DATASET EXTRACT:
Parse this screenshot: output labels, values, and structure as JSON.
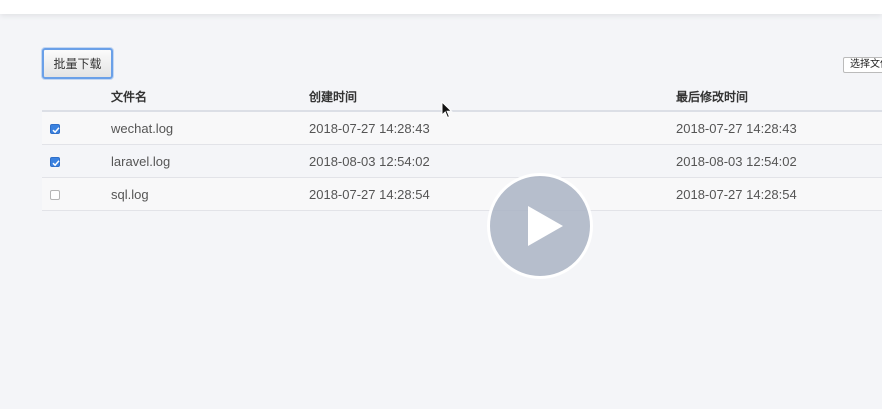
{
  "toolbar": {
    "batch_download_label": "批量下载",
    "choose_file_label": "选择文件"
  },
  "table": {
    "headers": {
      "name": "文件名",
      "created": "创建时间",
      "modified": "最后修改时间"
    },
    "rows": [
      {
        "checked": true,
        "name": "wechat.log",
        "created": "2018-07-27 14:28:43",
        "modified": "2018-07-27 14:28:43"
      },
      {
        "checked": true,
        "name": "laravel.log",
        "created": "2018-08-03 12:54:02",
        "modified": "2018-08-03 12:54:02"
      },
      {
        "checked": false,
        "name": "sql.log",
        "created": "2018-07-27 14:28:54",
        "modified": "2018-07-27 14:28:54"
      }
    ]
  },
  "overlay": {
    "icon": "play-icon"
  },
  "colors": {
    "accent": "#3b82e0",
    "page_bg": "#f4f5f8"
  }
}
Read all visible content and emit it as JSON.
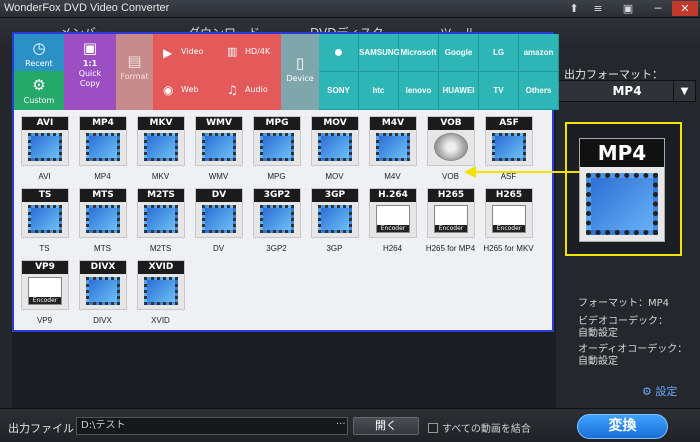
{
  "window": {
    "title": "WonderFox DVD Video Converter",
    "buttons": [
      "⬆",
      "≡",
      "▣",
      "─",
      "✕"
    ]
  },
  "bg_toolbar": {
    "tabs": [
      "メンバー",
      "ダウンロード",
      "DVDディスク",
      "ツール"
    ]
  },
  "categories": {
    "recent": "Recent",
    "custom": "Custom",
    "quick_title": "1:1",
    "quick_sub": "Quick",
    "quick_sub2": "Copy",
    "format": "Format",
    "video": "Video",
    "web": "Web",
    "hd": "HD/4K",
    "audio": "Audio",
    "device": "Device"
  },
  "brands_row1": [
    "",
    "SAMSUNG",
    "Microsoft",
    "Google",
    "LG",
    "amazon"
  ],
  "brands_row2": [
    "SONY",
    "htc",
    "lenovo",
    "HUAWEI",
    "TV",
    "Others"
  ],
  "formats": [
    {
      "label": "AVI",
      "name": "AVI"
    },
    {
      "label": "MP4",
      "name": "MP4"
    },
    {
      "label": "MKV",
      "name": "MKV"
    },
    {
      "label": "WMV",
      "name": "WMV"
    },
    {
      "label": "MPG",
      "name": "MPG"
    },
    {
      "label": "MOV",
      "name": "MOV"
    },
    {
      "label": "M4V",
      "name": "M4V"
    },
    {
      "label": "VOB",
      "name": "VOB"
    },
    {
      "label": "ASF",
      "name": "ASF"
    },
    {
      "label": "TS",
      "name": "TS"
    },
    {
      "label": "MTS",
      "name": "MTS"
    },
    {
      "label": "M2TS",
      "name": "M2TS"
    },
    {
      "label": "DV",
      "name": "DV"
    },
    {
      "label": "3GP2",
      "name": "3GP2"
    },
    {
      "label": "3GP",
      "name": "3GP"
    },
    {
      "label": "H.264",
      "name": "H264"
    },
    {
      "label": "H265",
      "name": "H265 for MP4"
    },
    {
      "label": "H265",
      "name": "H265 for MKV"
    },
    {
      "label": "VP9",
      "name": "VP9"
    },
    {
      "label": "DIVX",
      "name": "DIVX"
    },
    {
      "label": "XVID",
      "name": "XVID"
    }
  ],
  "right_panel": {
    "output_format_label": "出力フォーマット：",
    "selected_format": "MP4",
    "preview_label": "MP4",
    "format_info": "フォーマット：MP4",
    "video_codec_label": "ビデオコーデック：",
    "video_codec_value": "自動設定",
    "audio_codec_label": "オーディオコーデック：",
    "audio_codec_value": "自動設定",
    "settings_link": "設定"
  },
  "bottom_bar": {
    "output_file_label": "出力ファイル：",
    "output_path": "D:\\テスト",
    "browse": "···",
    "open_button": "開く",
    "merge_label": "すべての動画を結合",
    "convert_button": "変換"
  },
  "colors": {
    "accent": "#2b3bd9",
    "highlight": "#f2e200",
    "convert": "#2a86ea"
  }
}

THE TASK: Print the complete listing exactly as it stands, without its pictures.

TASK RESULT:
Parse this screenshot: output labels, values, and structure as JSON.
{
  "toolbar": {
    "batch_download_label": "批量下载",
    "choose_file_label": "选择文件"
  },
  "table": {
    "headers": {
      "name": "文件名",
      "created": "创建时间",
      "modified": "最后修改时间"
    },
    "rows": [
      {
        "checked": true,
        "name": "wechat.log",
        "created": "2018-07-27 14:28:43",
        "modified": "2018-07-27 14:28:43"
      },
      {
        "checked": true,
        "name": "laravel.log",
        "created": "2018-08-03 12:54:02",
        "modified": "2018-08-03 12:54:02"
      },
      {
        "checked": false,
        "name": "sql.log",
        "created": "2018-07-27 14:28:54",
        "modified": "2018-07-27 14:28:54"
      }
    ]
  },
  "overlay": {
    "icon": "play-icon"
  },
  "colors": {
    "accent": "#3b82e0",
    "page_bg": "#f4f5f8"
  }
}
Read all visible content and emit it as JSON.
{
  "window": {
    "title": "WonderFox DVD Video Converter",
    "buttons": [
      "⬆",
      "≡",
      "▣",
      "─",
      "✕"
    ]
  },
  "bg_toolbar": {
    "tabs": [
      "メンバー",
      "ダウンロード",
      "DVDディスク",
      "ツール"
    ]
  },
  "categories": {
    "recent": "Recent",
    "custom": "Custom",
    "quick_title": "1:1",
    "quick_sub": "Quick",
    "quick_sub2": "Copy",
    "format": "Format",
    "video": "Video",
    "web": "Web",
    "hd": "HD/4K",
    "audio": "Audio",
    "device": "Device"
  },
  "brands_row1": [
    "",
    "SAMSUNG",
    "Microsoft",
    "Google",
    "LG",
    "amazon"
  ],
  "brands_row2": [
    "SONY",
    "htc",
    "lenovo",
    "HUAWEI",
    "TV",
    "Others"
  ],
  "formats": [
    {
      "label": "AVI",
      "name": "AVI"
    },
    {
      "label": "MP4",
      "name": "MP4"
    },
    {
      "label": "MKV",
      "name": "MKV"
    },
    {
      "label": "WMV",
      "name": "WMV"
    },
    {
      "label": "MPG",
      "name": "MPG"
    },
    {
      "label": "MOV",
      "name": "MOV"
    },
    {
      "label": "M4V",
      "name": "M4V"
    },
    {
      "label": "VOB",
      "name": "VOB"
    },
    {
      "label": "ASF",
      "name": "ASF"
    },
    {
      "label": "TS",
      "name": "TS"
    },
    {
      "label": "MTS",
      "name": "MTS"
    },
    {
      "label": "M2TS",
      "name": "M2TS"
    },
    {
      "label": "DV",
      "name": "DV"
    },
    {
      "label": "3GP2",
      "name": "3GP2"
    },
    {
      "label": "3GP",
      "name": "3GP"
    },
    {
      "label": "H.264",
      "name": "H264"
    },
    {
      "label": "H265",
      "name": "H265 for MP4"
    },
    {
      "label": "H265",
      "name": "H265 for MKV"
    },
    {
      "label": "VP9",
      "name": "VP9"
    },
    {
      "label": "DIVX",
      "name": "DIVX"
    },
    {
      "label": "XVID",
      "name": "XVID"
    }
  ],
  "right_panel": {
    "output_format_label": "出力フォーマット：",
    "selected_format": "MP4",
    "preview_label": "MP4",
    "format_info": "フォーマット：MP4",
    "video_codec_label": "ビデオコーデック：",
    "video_codec_value": "自動設定",
    "audio_codec_label": "オーディオコーデック：",
    "audio_codec_value": "自動設定",
    "settings_link": "設定"
  },
  "bottom_bar": {
    "output_file_label": "出力ファイル：",
    "output_path": "D:\\テスト",
    "browse": "···",
    "open_button": "開く",
    "merge_label": "すべての動画を結合",
    "convert_button": "変換"
  },
  "colors": {
    "accent": "#2b3bd9",
    "highlight": "#f2e200",
    "convert": "#2a86ea"
  }
}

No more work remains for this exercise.